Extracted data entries

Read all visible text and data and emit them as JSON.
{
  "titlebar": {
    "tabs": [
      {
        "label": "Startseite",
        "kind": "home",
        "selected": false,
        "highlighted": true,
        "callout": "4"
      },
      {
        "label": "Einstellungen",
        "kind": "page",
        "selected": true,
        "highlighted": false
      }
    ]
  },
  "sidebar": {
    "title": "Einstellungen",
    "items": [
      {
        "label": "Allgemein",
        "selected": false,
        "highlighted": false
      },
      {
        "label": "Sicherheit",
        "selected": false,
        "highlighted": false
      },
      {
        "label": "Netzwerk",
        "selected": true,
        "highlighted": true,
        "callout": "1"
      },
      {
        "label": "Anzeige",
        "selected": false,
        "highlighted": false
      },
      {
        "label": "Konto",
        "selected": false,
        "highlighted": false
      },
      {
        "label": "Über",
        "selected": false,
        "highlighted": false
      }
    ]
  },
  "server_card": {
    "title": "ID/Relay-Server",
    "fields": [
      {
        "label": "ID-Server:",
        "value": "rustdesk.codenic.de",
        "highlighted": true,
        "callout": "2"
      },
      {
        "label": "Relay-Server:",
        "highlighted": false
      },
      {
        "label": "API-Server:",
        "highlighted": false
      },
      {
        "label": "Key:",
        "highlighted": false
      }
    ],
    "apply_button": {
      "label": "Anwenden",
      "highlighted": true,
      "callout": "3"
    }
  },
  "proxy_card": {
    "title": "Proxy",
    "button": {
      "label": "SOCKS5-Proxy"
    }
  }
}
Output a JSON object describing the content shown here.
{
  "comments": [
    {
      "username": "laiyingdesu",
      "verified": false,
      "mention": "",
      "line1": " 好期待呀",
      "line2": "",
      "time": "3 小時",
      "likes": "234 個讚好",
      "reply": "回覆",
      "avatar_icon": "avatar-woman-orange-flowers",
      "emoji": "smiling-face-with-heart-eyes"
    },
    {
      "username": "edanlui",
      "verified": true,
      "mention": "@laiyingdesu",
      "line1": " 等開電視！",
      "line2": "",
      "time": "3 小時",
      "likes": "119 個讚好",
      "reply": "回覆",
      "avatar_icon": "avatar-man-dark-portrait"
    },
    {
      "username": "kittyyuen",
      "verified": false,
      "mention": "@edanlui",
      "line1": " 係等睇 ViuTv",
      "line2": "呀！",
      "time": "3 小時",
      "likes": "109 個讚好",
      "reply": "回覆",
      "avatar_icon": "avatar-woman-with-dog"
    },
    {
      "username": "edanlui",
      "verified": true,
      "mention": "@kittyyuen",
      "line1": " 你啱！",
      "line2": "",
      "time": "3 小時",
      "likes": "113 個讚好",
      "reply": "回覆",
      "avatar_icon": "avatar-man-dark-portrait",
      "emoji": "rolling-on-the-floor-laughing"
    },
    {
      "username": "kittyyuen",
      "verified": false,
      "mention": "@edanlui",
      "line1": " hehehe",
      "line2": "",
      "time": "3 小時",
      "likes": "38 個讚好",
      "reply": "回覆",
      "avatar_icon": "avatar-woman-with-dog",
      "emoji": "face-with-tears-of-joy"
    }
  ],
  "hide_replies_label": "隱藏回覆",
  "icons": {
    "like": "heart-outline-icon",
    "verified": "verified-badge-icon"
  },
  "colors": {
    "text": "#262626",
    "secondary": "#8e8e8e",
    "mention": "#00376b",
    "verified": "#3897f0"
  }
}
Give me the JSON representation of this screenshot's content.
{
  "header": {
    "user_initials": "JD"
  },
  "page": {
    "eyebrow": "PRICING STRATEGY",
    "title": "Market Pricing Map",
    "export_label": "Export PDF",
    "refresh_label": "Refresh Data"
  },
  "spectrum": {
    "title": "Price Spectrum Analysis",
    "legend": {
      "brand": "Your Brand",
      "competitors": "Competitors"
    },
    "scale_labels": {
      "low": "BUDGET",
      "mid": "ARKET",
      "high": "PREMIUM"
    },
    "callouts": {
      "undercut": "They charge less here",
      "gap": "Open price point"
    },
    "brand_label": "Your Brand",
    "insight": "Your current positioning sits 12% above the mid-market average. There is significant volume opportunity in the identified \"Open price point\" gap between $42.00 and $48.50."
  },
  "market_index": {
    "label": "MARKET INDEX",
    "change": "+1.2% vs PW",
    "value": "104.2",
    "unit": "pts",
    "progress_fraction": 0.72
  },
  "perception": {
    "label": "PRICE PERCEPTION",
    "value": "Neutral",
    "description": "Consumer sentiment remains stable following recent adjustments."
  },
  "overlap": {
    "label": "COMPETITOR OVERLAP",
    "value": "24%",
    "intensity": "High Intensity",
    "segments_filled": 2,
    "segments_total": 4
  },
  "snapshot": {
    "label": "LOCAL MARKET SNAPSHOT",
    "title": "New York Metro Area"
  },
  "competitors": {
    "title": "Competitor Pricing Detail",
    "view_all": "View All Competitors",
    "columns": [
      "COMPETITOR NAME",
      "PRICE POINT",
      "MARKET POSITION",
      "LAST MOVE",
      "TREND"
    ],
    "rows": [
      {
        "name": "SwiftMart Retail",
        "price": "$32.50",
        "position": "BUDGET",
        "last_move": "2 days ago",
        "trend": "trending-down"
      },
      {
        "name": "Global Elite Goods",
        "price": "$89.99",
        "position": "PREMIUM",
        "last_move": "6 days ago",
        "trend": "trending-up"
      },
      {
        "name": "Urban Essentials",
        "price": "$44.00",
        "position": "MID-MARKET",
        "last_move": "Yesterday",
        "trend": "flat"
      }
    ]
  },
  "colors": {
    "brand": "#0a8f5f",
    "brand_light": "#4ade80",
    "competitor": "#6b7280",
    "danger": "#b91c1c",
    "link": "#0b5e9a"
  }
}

### Exercise prompt
Where a line above contains the word "days", copy that line.

### Response to this exercise
        "last_move": "2 days ago",
        "last_move": "6 days ago",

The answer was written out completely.